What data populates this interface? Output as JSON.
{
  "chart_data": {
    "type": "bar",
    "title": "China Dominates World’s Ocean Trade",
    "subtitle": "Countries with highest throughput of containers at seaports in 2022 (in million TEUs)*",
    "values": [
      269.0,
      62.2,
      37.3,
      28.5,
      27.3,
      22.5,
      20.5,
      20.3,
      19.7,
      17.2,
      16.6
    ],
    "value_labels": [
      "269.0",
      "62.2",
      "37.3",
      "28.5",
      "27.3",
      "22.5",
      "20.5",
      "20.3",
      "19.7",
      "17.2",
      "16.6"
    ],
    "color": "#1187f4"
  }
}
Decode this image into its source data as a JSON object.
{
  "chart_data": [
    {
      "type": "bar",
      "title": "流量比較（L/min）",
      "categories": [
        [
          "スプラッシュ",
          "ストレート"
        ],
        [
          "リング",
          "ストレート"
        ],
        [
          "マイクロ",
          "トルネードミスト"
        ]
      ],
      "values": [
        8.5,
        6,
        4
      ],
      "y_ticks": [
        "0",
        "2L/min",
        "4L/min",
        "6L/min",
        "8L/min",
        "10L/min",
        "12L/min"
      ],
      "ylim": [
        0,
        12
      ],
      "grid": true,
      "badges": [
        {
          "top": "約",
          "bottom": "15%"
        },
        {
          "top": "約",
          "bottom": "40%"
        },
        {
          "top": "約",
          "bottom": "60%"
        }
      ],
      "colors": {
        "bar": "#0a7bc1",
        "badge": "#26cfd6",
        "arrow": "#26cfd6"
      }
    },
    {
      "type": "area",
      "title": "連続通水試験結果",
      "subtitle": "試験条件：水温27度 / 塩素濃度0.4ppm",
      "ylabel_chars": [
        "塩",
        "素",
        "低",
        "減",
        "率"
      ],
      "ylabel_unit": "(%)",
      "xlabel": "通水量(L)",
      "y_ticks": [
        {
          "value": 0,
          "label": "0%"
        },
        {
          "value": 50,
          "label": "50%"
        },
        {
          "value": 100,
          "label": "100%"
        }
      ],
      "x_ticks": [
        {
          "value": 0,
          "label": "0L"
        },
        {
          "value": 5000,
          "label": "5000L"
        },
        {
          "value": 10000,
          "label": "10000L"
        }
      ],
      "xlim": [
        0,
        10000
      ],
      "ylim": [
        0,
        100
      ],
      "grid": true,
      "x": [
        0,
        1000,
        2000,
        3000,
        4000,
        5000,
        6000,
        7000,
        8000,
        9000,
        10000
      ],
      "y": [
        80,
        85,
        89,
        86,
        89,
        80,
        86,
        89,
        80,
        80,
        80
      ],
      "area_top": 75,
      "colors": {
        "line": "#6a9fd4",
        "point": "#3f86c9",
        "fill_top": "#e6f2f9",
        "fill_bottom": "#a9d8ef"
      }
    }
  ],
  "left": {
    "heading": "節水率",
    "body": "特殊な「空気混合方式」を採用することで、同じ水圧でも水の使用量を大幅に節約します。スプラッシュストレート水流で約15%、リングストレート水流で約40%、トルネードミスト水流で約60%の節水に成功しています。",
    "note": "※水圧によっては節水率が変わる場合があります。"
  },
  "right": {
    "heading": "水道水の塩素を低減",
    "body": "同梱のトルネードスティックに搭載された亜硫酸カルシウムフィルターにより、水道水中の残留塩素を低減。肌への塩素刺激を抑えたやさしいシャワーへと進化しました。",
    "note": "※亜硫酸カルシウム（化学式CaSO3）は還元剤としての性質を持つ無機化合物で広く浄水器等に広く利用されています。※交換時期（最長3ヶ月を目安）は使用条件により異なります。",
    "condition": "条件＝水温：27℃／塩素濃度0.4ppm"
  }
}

:::::

◆ Directive:
Extract each line holding the word "this" from the records.

◆ Complete output:
What data populates this interface? Output as JSON.
Decode this image into its source data as a JSON object.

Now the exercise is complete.